▸ **Goal**
Repeat the entries below exactly as they appear, with no pictures.

▸ **The input**

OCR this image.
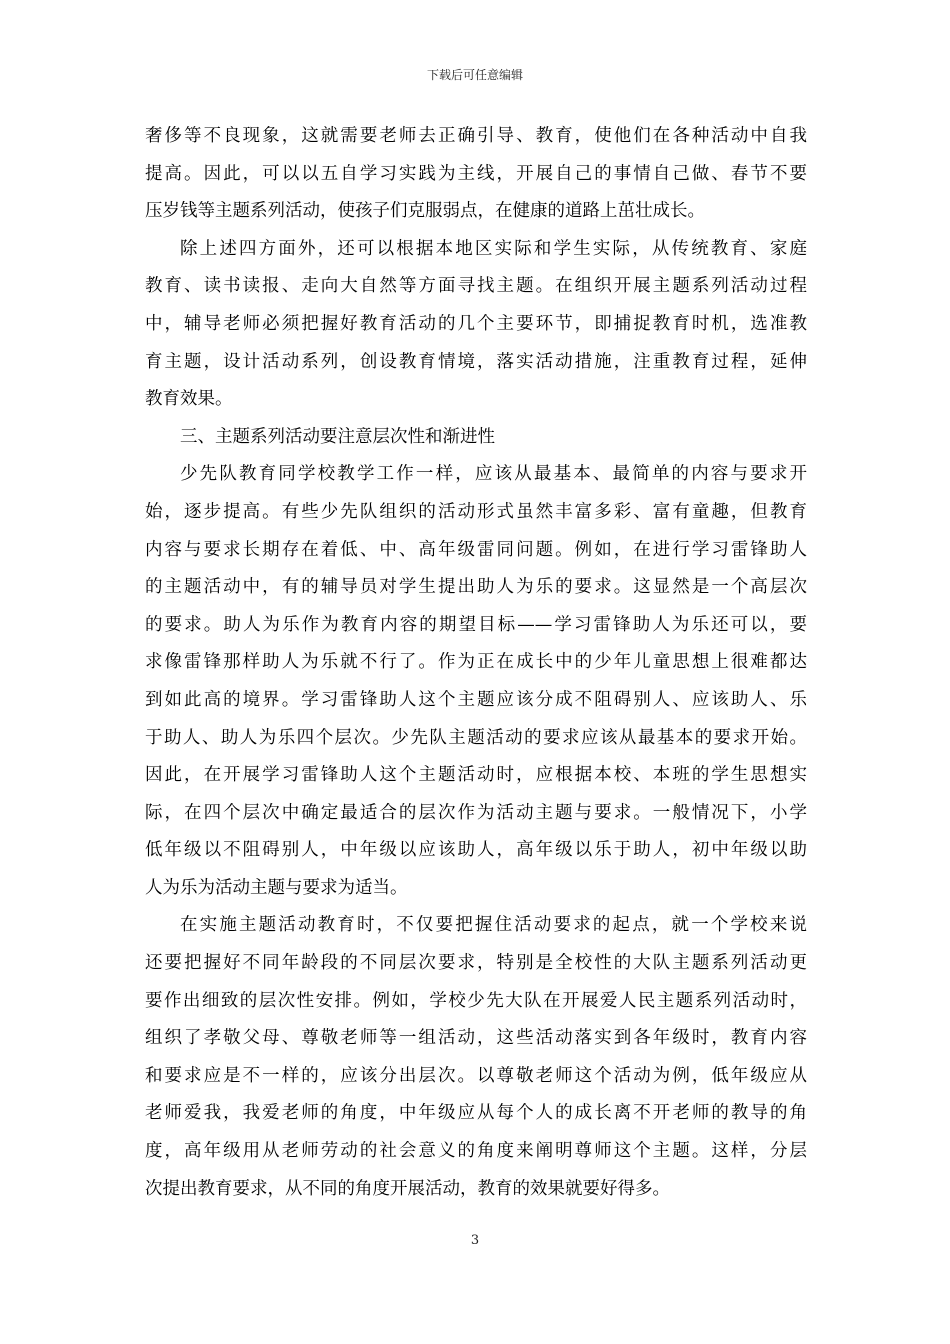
下载后可任意编辑
奢侈等不良现象，这就需要老师去正确引导、教育，使他们在各种活动中自我
提高。因此，可以以五自学习实践为主线，开展自己的事情自己做、春节不要
压岁钱等主题系列活动，使孩子们克服弱点，在健康的道路上茁壮成长。
除上述四方面外，还可以根据本地区实际和学生实际，从传统教育、家庭
教育、读书读报、走向大自然等方面寻找主题。在组织开展主题系列活动过程
中，辅导老师必须把握好教育活动的几个主要环节，即捕捉教育时机，选准教
育主题，设计活动系列，创设教育情境，落实活动措施，注重教育过程，延伸
教育效果。
三、主题系列活动要注意层次性和渐进性
少先队教育同学校教学工作一样，应该从最基本、最简单的内容与要求开
始，逐步提高。有些少先队组织的活动形式虽然丰富多彩、富有童趣，但教育
内容与要求长期存在着低、中、高年级雷同问题。例如，在进行学习雷锋助人
的主题活动中，有的辅导员对学生提出助人为乐的要求。这显然是一个高层次
的要求。助人为乐作为教育内容的期望目标——学习雷锋助人为乐还可以，要
求像雷锋那样助人为乐就不行了。作为正在成长中的少年儿童思想上很难都达
到如此高的境界。学习雷锋助人这个主题应该分成不阻碍别人、应该助人、乐
于助人、助人为乐四个层次。少先队主题活动的要求应该从最基本的要求开始。
因此，在开展学习雷锋助人这个主题活动时，应根据本校、本班的学生思想实
际，在四个层次中确定最适合的层次作为活动主题与要求。一般情况下，小学
低年级以不阻碍别人，中年级以应该助人，高年级以乐于助人，初中年级以助
人为乐为活动主题与要求为适当。
在实施主题活动教育时，不仅要把握住活动要求的起点，就一个学校来说
还要把握好不同年龄段的不同层次要求，特别是全校性的大队主题系列活动更
要作出细致的层次性安排。例如，学校少先大队在开展爱人民主题系列活动时，
组织了孝敬父母、尊敬老师等一组活动，这些活动落实到各年级时，教育内容
和要求应是不一样的，应该分出层次。以尊敬老师这个活动为例，低年级应从
老师爱我，我爱老师的角度，中年级应从每个人的成长离不开老师的教导的角
度，高年级用从老师劳动的社会意义的角度来阐明尊师这个主题。这样，分层
次提出教育要求，从不同的角度开展活动，教育的效果就要好得多。
3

▸ **Response below**
OCR this image.
下载后可任意编辑
奢侈等不良现象，这就需要老师去正确引导、教育，使他们在各种活动中自我
提高。因此，可以以五自学习实践为主线，开展自己的事情自己做、春节不要
压岁钱等主题系列活动，使孩子们克服弱点，在健康的道路上茁壮成长。
除上述四方面外，还可以根据本地区实际和学生实际，从传统教育、家庭
教育、读书读报、走向大自然等方面寻找主题。在组织开展主题系列活动过程
中，辅导老师必须把握好教育活动的几个主要环节，即捕捉教育时机，选准教
育主题，设计活动系列，创设教育情境，落实活动措施，注重教育过程，延伸
教育效果。
三、主题系列活动要注意层次性和渐进性
少先队教育同学校教学工作一样，应该从最基本、最简单的内容与要求开
始，逐步提高。有些少先队组织的活动形式虽然丰富多彩、富有童趣，但教育
内容与要求长期存在着低、中、高年级雷同问题。例如，在进行学习雷锋助人
的主题活动中，有的辅导员对学生提出助人为乐的要求。这显然是一个高层次
的要求。助人为乐作为教育内容的期望目标——学习雷锋助人为乐还可以，要
求像雷锋那样助人为乐就不行了。作为正在成长中的少年儿童思想上很难都达
到如此高的境界。学习雷锋助人这个主题应该分成不阻碍别人、应该助人、乐
于助人、助人为乐四个层次。少先队主题活动的要求应该从最基本的要求开始。
因此，在开展学习雷锋助人这个主题活动时，应根据本校、本班的学生思想实
际，在四个层次中确定最适合的层次作为活动主题与要求。一般情况下，小学
低年级以不阻碍别人，中年级以应该助人，高年级以乐于助人，初中年级以助
人为乐为活动主题与要求为适当。
在实施主题活动教育时，不仅要把握住活动要求的起点，就一个学校来说
还要把握好不同年龄段的不同层次要求，特别是全校性的大队主题系列活动更
要作出细致的层次性安排。例如，学校少先大队在开展爱人民主题系列活动时，
组织了孝敬父母、尊敬老师等一组活动，这些活动落实到各年级时，教育内容
和要求应是不一样的，应该分出层次。以尊敬老师这个活动为例，低年级应从
老师爱我，我爱老师的角度，中年级应从每个人的成长离不开老师的教导的角
度，高年级用从老师劳动的社会意义的角度来阐明尊师这个主题。这样，分层
次提出教育要求，从不同的角度开展活动，教育的效果就要好得多。
3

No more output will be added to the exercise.